● What to work on
In the material below, find every line with "Last" and pull it out.

___ Task inputs

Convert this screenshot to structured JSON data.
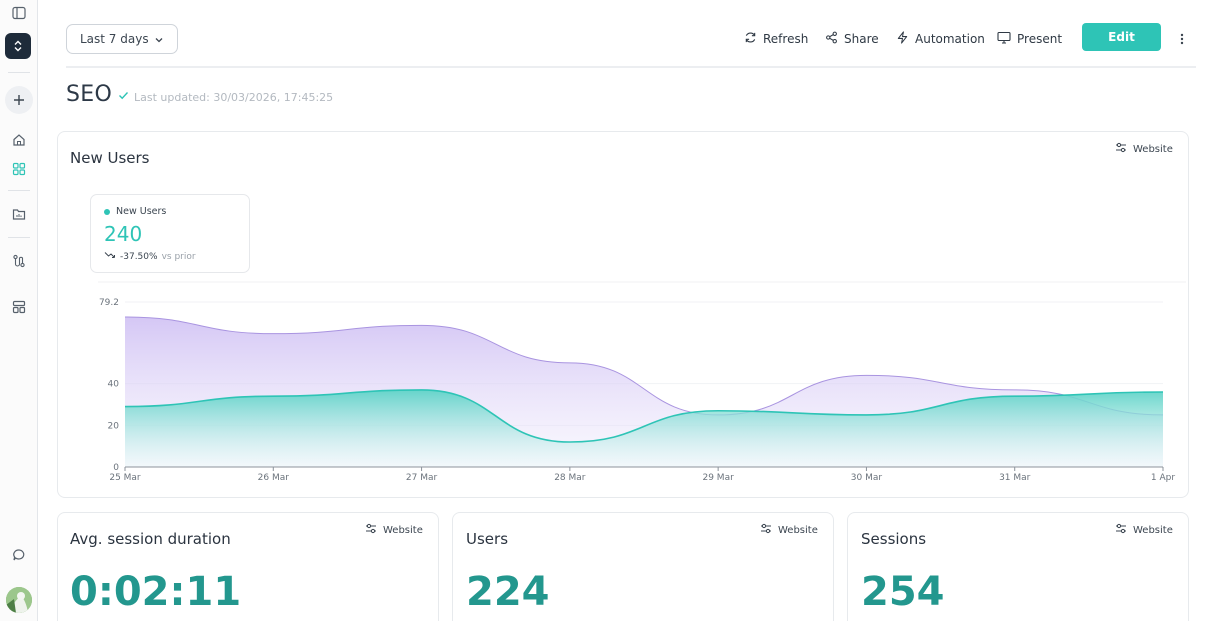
{
  "toolbar": {
    "date_range": "Last 7 days",
    "refresh_label": "Refresh",
    "share_label": "Share",
    "automation_label": "Automation",
    "present_label": "Present",
    "edit_label": "Edit"
  },
  "page": {
    "title": "SEO",
    "last_updated": "Last updated: 30/03/2026, 17:45:25"
  },
  "main_card": {
    "title": "New Users",
    "source_filter": "Website",
    "kpi": {
      "label": "New Users",
      "value": "240",
      "change": "-37.50%",
      "change_suffix": "vs prior"
    }
  },
  "chart_data": {
    "type": "area",
    "x": [
      "25 Mar",
      "26 Mar",
      "27 Mar",
      "28 Mar",
      "29 Mar",
      "30 Mar",
      "31 Mar",
      "1 Apr"
    ],
    "yticks": [
      "0",
      "20",
      "40",
      "79.2"
    ],
    "ylim": [
      0,
      79.2
    ],
    "series": [
      {
        "values": [
          72,
          64,
          68,
          50,
          25,
          44,
          37,
          25
        ],
        "color": "#b9a6ee"
      },
      {
        "values": [
          29,
          34,
          37,
          12,
          27,
          25,
          34,
          36
        ],
        "color": "#2ec4b6"
      }
    ],
    "grid": "horizontal",
    "legend": "none"
  },
  "metrics": [
    {
      "title": "Avg. session duration",
      "source_filter": "Website",
      "value": "0:02:11"
    },
    {
      "title": "Users",
      "source_filter": "Website",
      "value": "224"
    },
    {
      "title": "Sessions",
      "source_filter": "Website",
      "value": "254"
    }
  ],
  "colors": {
    "accent": "#2ec4b6",
    "metric_value": "#23978e",
    "secondary_series": "#b9a6ee"
  }
}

______

● Output for this exercise
    "date_range": "Last 7 days",
    "last_updated": "Last updated: 30/03/2026, 17:45:25"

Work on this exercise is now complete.